= What is expected =
Write out each line of the listing as it stands, without the images.

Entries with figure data
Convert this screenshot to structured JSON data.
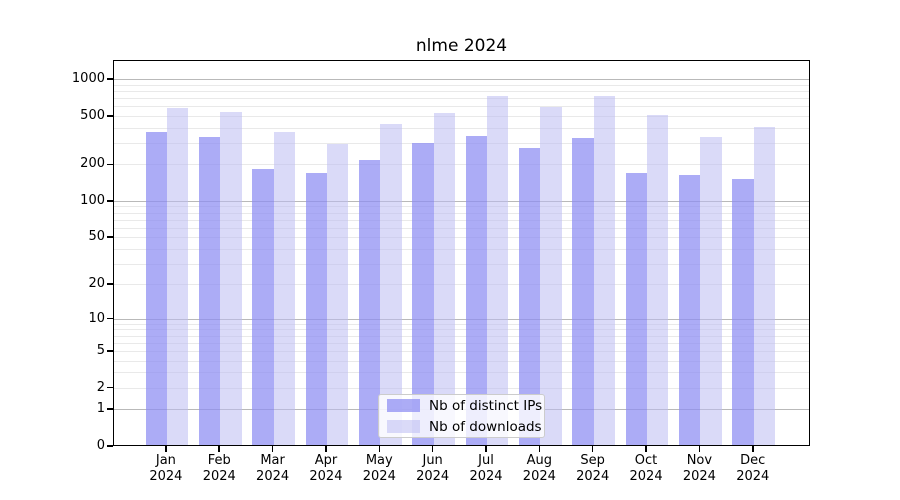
{
  "title": "nlme 2024",
  "colors": {
    "ips_bar": "rgba(140,140,242,0.72)",
    "downloads_bar": "rgba(187,187,243,0.55)",
    "grid_major": "#b9b9b9",
    "grid_minor": "#e9e9e9",
    "axis": "#000000",
    "legend_border": "#cccccc"
  },
  "legend": {
    "items": [
      {
        "label": "Nb of distinct IPs",
        "series": "ips"
      },
      {
        "label": "Nb of downloads",
        "series": "downloads"
      }
    ]
  },
  "y_axis": {
    "tick_labels": [
      "0",
      "1",
      "2",
      "5",
      "10",
      "20",
      "50",
      "100",
      "200",
      "500",
      "1000"
    ],
    "tick_values": [
      0,
      1,
      2,
      5,
      10,
      20,
      50,
      100,
      200,
      500,
      1000
    ],
    "scale": "log1p"
  },
  "x_axis": {
    "months": [
      "Jan",
      "Feb",
      "Mar",
      "Apr",
      "May",
      "Jun",
      "Jul",
      "Aug",
      "Sep",
      "Oct",
      "Nov",
      "Dec"
    ],
    "year": "2024"
  },
  "chart_data": {
    "type": "bar",
    "title": "nlme 2024",
    "categories": [
      "Jan 2024",
      "Feb 2024",
      "Mar 2024",
      "Apr 2024",
      "May 2024",
      "Jun 2024",
      "Jul 2024",
      "Aug 2024",
      "Sep 2024",
      "Oct 2024",
      "Nov 2024",
      "Dec 2024"
    ],
    "series": [
      {
        "name": "Nb of distinct IPs",
        "values": [
          365,
          330,
          178,
          165,
          213,
          295,
          335,
          265,
          320,
          165,
          160,
          150
        ]
      },
      {
        "name": "Nb of downloads",
        "values": [
          570,
          530,
          365,
          290,
          420,
          515,
          715,
          575,
          710,
          500,
          330,
          400
        ]
      }
    ],
    "xlabel": "",
    "ylabel": "",
    "yscale": "log1p",
    "yticks": [
      0,
      1,
      2,
      5,
      10,
      20,
      50,
      100,
      200,
      500,
      1000
    ],
    "ylim": [
      0,
      1400
    ],
    "grid": true,
    "legend_position": "inside-bottom-center"
  }
}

= Finished exercise =
Convert this screenshot to structured JSON data.
{
  "title": "nlme 2024",
  "colors": {
    "ips_bar": "rgba(140,140,242,0.72)",
    "downloads_bar": "rgba(187,187,243,0.55)",
    "grid_major": "#b9b9b9",
    "grid_minor": "#e9e9e9",
    "axis": "#000000",
    "legend_border": "#cccccc"
  },
  "legend": {
    "items": [
      {
        "label": "Nb of distinct IPs",
        "series": "ips"
      },
      {
        "label": "Nb of downloads",
        "series": "downloads"
      }
    ]
  },
  "y_axis": {
    "tick_labels": [
      "0",
      "1",
      "2",
      "5",
      "10",
      "20",
      "50",
      "100",
      "200",
      "500",
      "1000"
    ],
    "tick_values": [
      0,
      1,
      2,
      5,
      10,
      20,
      50,
      100,
      200,
      500,
      1000
    ],
    "scale": "log1p"
  },
  "x_axis": {
    "months": [
      "Jan",
      "Feb",
      "Mar",
      "Apr",
      "May",
      "Jun",
      "Jul",
      "Aug",
      "Sep",
      "Oct",
      "Nov",
      "Dec"
    ],
    "year": "2024"
  },
  "chart_data": {
    "type": "bar",
    "title": "nlme 2024",
    "categories": [
      "Jan 2024",
      "Feb 2024",
      "Mar 2024",
      "Apr 2024",
      "May 2024",
      "Jun 2024",
      "Jul 2024",
      "Aug 2024",
      "Sep 2024",
      "Oct 2024",
      "Nov 2024",
      "Dec 2024"
    ],
    "series": [
      {
        "name": "Nb of distinct IPs",
        "values": [
          365,
          330,
          178,
          165,
          213,
          295,
          335,
          265,
          320,
          165,
          160,
          150
        ]
      },
      {
        "name": "Nb of downloads",
        "values": [
          570,
          530,
          365,
          290,
          420,
          515,
          715,
          575,
          710,
          500,
          330,
          400
        ]
      }
    ],
    "xlabel": "",
    "ylabel": "",
    "yscale": "log1p",
    "yticks": [
      0,
      1,
      2,
      5,
      10,
      20,
      50,
      100,
      200,
      500,
      1000
    ],
    "ylim": [
      0,
      1400
    ],
    "grid": true,
    "legend_position": "inside-bottom-center"
  }
}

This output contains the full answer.